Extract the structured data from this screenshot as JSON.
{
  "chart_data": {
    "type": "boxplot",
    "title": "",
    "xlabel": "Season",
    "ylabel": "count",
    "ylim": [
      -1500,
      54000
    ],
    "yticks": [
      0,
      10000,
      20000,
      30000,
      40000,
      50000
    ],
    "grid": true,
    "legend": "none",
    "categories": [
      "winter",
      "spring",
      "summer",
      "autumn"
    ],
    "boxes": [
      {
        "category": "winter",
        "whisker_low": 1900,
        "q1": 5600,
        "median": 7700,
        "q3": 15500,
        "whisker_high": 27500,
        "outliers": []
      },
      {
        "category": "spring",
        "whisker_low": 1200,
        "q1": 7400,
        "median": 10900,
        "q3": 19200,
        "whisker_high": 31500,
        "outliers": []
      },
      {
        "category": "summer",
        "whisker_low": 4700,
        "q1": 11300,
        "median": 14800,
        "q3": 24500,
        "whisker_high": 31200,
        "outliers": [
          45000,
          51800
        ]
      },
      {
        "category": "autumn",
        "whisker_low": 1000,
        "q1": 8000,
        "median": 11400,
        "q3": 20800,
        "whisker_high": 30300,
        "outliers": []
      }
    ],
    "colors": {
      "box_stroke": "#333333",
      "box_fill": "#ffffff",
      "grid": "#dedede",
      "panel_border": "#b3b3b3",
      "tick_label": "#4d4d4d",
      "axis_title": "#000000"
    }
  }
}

■ Work to be completed:
Using the data above, return each line exactly as written.

■ Solution for this task:
Extract the structured data from this screenshot as JSON.
{
  "chart_data": {
    "type": "boxplot",
    "title": "",
    "xlabel": "Season",
    "ylabel": "count",
    "ylim": [
      -1500,
      54000
    ],
    "yticks": [
      0,
      10000,
      20000,
      30000,
      40000,
      50000
    ],
    "grid": true,
    "legend": "none",
    "categories": [
      "winter",
      "spring",
      "summer",
      "autumn"
    ],
    "boxes": [
      {
        "category": "winter",
        "whisker_low": 1900,
        "q1": 5600,
        "median": 7700,
        "q3": 15500,
        "whisker_high": 27500,
        "outliers": []
      },
      {
        "category": "spring",
        "whisker_low": 1200,
        "q1": 7400,
        "median": 10900,
        "q3": 19200,
        "whisker_high": 31500,
        "outliers": []
      },
      {
        "category": "summer",
        "whisker_low": 4700,
        "q1": 11300,
        "median": 14800,
        "q3": 24500,
        "whisker_high": 31200,
        "outliers": [
          45000,
          51800
        ]
      },
      {
        "category": "autumn",
        "whisker_low": 1000,
        "q1": 8000,
        "median": 11400,
        "q3": 20800,
        "whisker_high": 30300,
        "outliers": []
      }
    ],
    "colors": {
      "box_stroke": "#333333",
      "box_fill": "#ffffff",
      "grid": "#dedede",
      "panel_border": "#b3b3b3",
      "tick_label": "#4d4d4d",
      "axis_title": "#000000"
    }
  }
}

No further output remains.